-- begin Data for this exercise --
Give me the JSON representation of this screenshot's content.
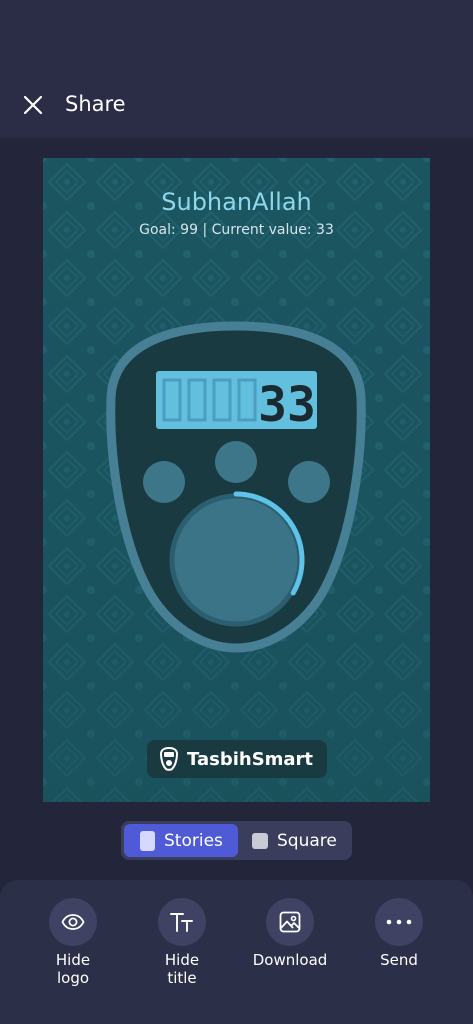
{
  "header": {
    "title": "Share"
  },
  "card": {
    "title": "SubhanAllah",
    "subtitle": "Goal: 99  |  Current value: 33",
    "counter": {
      "goal": 99,
      "value": 33,
      "display_digits": "33"
    },
    "brand": "TasbihSmart"
  },
  "format_toggle": {
    "options": [
      {
        "label": "Stories",
        "selected": true
      },
      {
        "label": "Square",
        "selected": false
      }
    ]
  },
  "actions": [
    {
      "label": "Hide\nlogo",
      "icon": "eye-icon"
    },
    {
      "label": "Hide\ntitle",
      "icon": "text-icon"
    },
    {
      "label": "Download",
      "icon": "image-icon"
    },
    {
      "label": "Send",
      "icon": "more-dots-icon"
    }
  ],
  "colors": {
    "background": "#23253a",
    "accent": "#4f5ad6",
    "card_background": "#1b5560",
    "counter_highlight": "#5ec3e8"
  }
}
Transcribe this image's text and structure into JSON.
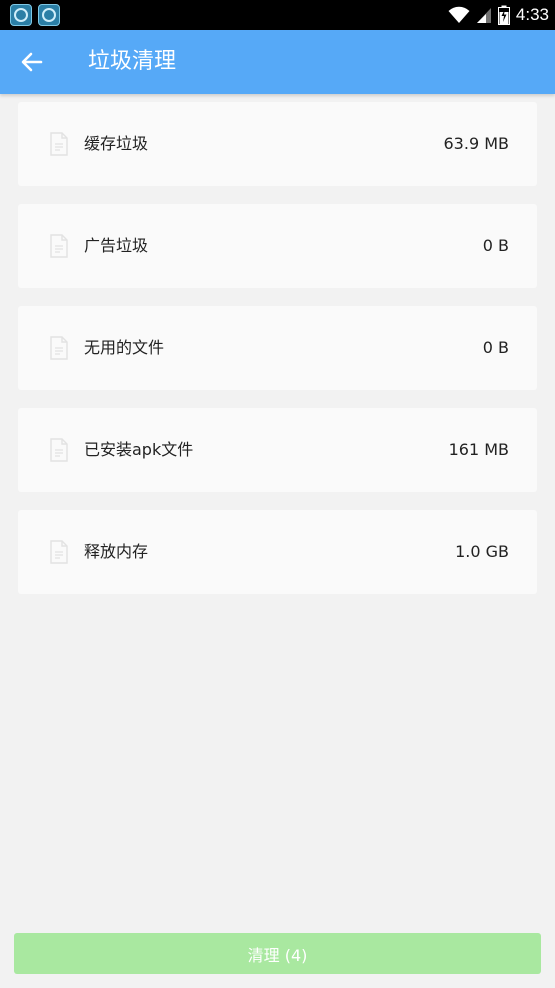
{
  "status_bar": {
    "time": "4:33",
    "notification_icons": [
      "app-notification-icon",
      "app-notification-icon"
    ]
  },
  "app_bar": {
    "title": "垃圾清理",
    "back_icon": "arrow-left-icon"
  },
  "items": [
    {
      "label": "缓存垃圾",
      "size": "63.9 MB"
    },
    {
      "label": "广告垃圾",
      "size": "0 B"
    },
    {
      "label": "无用的文件",
      "size": "0 B"
    },
    {
      "label": "已安装apk文件",
      "size": "161 MB"
    },
    {
      "label": "释放内存",
      "size": "1.0 GB"
    }
  ],
  "clean_button": {
    "label": "清理 (4)"
  },
  "colors": {
    "app_bar": "#56a9f7",
    "background": "#f2f2f2",
    "card": "#fafafa",
    "button": "#a9e8a0"
  }
}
-- end Data for this exercise --
— Exercise instructions —
Reproduce the listing exactly. Leave its pictures out.

— Answer to the problem —
Give me the JSON representation of this screenshot's content.
{
  "header": {
    "title": "Share"
  },
  "card": {
    "title": "SubhanAllah",
    "subtitle": "Goal: 99  |  Current value: 33",
    "counter": {
      "goal": 99,
      "value": 33,
      "display_digits": "33"
    },
    "brand": "TasbihSmart"
  },
  "format_toggle": {
    "options": [
      {
        "label": "Stories",
        "selected": true
      },
      {
        "label": "Square",
        "selected": false
      }
    ]
  },
  "actions": [
    {
      "label": "Hide\nlogo",
      "icon": "eye-icon"
    },
    {
      "label": "Hide\ntitle",
      "icon": "text-icon"
    },
    {
      "label": "Download",
      "icon": "image-icon"
    },
    {
      "label": "Send",
      "icon": "more-dots-icon"
    }
  ],
  "colors": {
    "background": "#23253a",
    "accent": "#4f5ad6",
    "card_background": "#1b5560",
    "counter_highlight": "#5ec3e8"
  }
}
Transcribe this image's text and structure into JSON.
{
  "status_bar": {
    "time": "4:33",
    "notification_icons": [
      "app-notification-icon",
      "app-notification-icon"
    ]
  },
  "app_bar": {
    "title": "垃圾清理",
    "back_icon": "arrow-left-icon"
  },
  "items": [
    {
      "label": "缓存垃圾",
      "size": "63.9 MB"
    },
    {
      "label": "广告垃圾",
      "size": "0 B"
    },
    {
      "label": "无用的文件",
      "size": "0 B"
    },
    {
      "label": "已安装apk文件",
      "size": "161 MB"
    },
    {
      "label": "释放内存",
      "size": "1.0 GB"
    }
  ],
  "clean_button": {
    "label": "清理 (4)"
  },
  "colors": {
    "app_bar": "#56a9f7",
    "background": "#f2f2f2",
    "card": "#fafafa",
    "button": "#a9e8a0"
  }
}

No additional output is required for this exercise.